Identify every line below that contains the word "Raum" and copy each of those lines in full, treating uppercase and lowercase as different.

[Layout dataset entries]

————

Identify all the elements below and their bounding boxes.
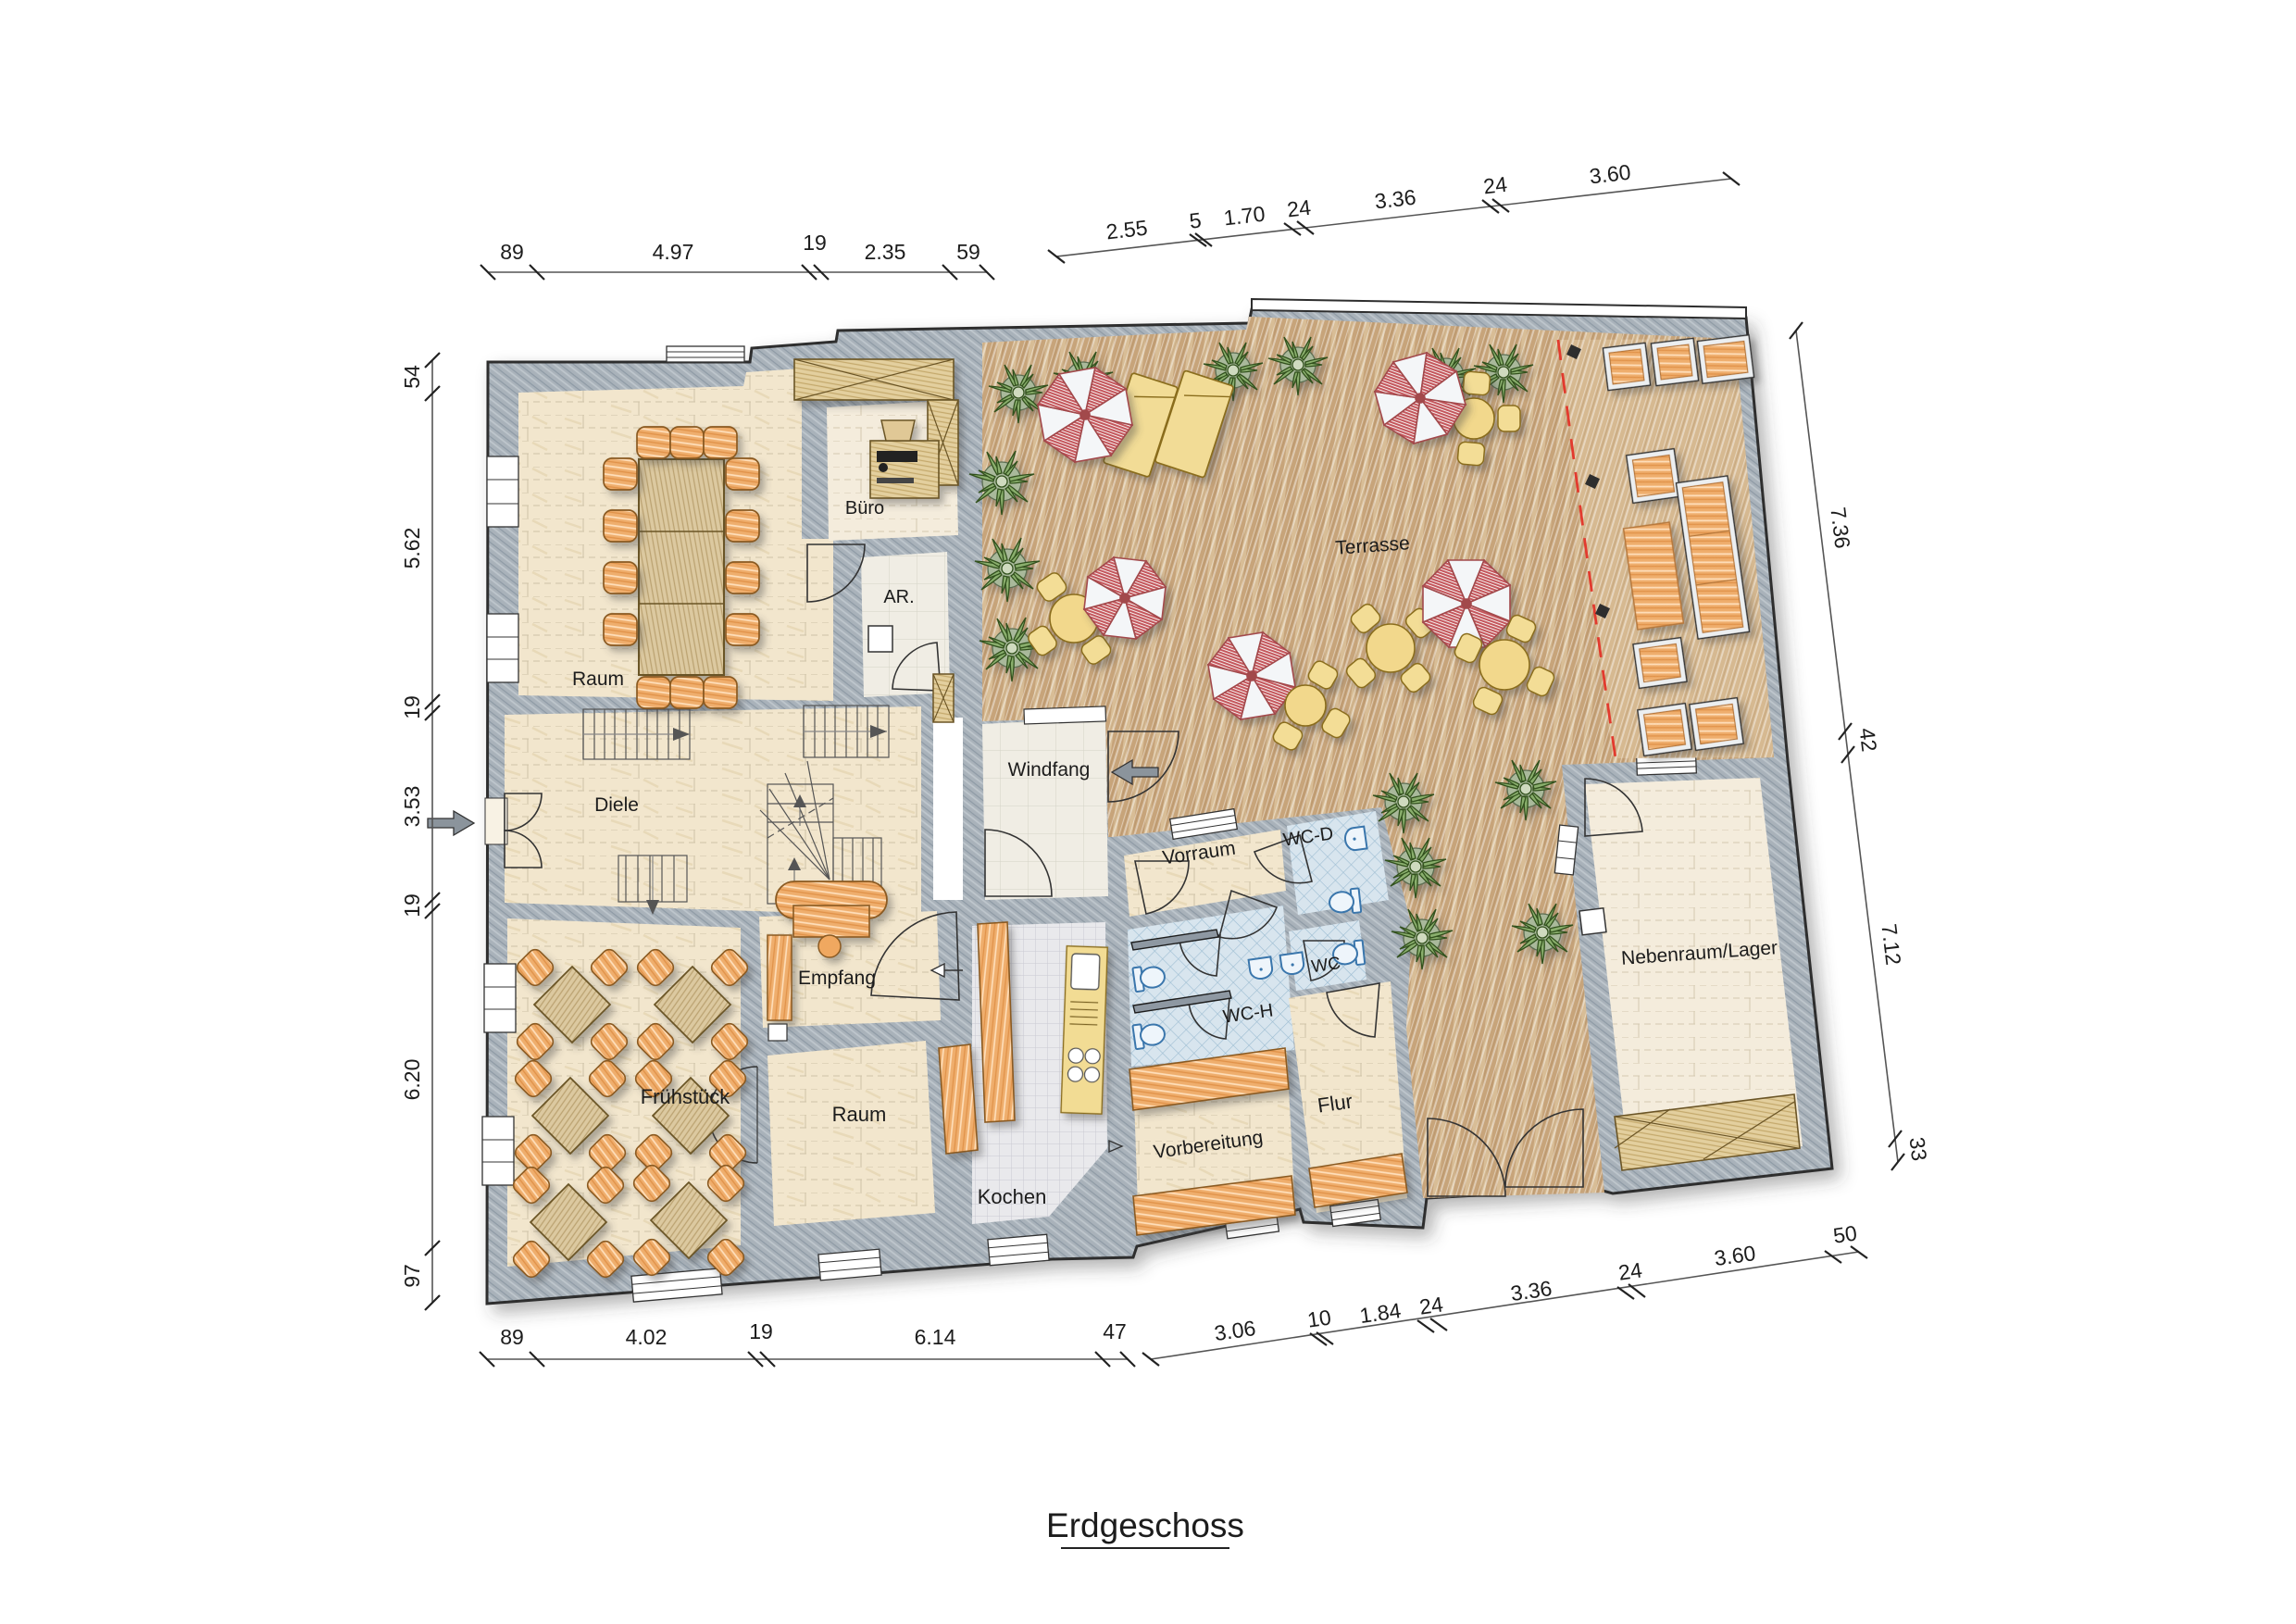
- svg-text:50: 50: [1831, 1220, 1858, 1247]
- svg-text:Diele: Diele: [594, 794, 639, 816]
- svg-text:19: 19: [400, 695, 424, 719]
- svg-text:4.02: 4.02: [626, 1325, 668, 1349]
- svg-text:3.53: 3.53: [400, 786, 424, 828]
- svg-text:Flur: Flur: [1316, 1090, 1354, 1118]
- svg-text:24: 24: [1417, 1292, 1444, 1318]
- svg-text:89: 89: [500, 1325, 524, 1349]
- svg-text:24: 24: [1286, 195, 1313, 222]
- svg-text:97: 97: [400, 1264, 424, 1288]
- svg-text:Raum: Raum: [832, 1103, 887, 1126]
- svg-text:6.20: 6.20: [400, 1059, 424, 1101]
- svg-text:Raum: Raum: [572, 668, 624, 690]
- svg-text:2.35: 2.35: [865, 240, 906, 264]
- svg-text:1.70: 1.70: [1222, 202, 1266, 231]
- svg-text:Frühstück: Frühstück: [641, 1085, 731, 1108]
- svg-text:Erdgeschoss: Erdgeschoss: [1046, 1506, 1244, 1544]
- svg-text:Kochen: Kochen: [978, 1185, 1047, 1208]
- svg-text:Büro: Büro: [845, 498, 884, 518]
- svg-text:19: 19: [803, 231, 827, 255]
- svg-text:3.60: 3.60: [1588, 160, 1631, 189]
- svg-text:5.62: 5.62: [400, 528, 424, 569]
- svg-text:7.36: 7.36: [1826, 506, 1854, 550]
- svg-text:2.55: 2.55: [1104, 216, 1148, 244]
- svg-text:42: 42: [1854, 727, 1881, 754]
- svg-text:6.14: 6.14: [915, 1325, 956, 1349]
- svg-text:10: 10: [1305, 1305, 1332, 1331]
- svg-text:Empfang: Empfang: [798, 968, 876, 989]
- svg-text:AR.: AR.: [883, 587, 914, 607]
- svg-text:47: 47: [1103, 1319, 1127, 1343]
- svg-text:19: 19: [400, 893, 424, 918]
- svg-text:24: 24: [1616, 1257, 1643, 1284]
- svg-text:33: 33: [1904, 1136, 1931, 1163]
- svg-text:4.97: 4.97: [653, 240, 694, 264]
- svg-text:89: 89: [500, 240, 524, 264]
- svg-text:19: 19: [749, 1319, 773, 1343]
- svg-text:Windfang: Windfang: [1008, 759, 1091, 781]
- svg-text:59: 59: [956, 240, 980, 264]
- svg-text:24: 24: [1482, 172, 1509, 199]
- svg-text:WC: WC: [1310, 954, 1341, 977]
- svg-text:54: 54: [400, 365, 424, 389]
- svg-text:7.12: 7.12: [1877, 922, 1905, 967]
- svg-text:3.36: 3.36: [1373, 185, 1416, 214]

————

### Worked solution
- svg-text:Raum: Raum: [832, 1103, 887, 1126]
- svg-text:Raum: Raum: [572, 668, 624, 690]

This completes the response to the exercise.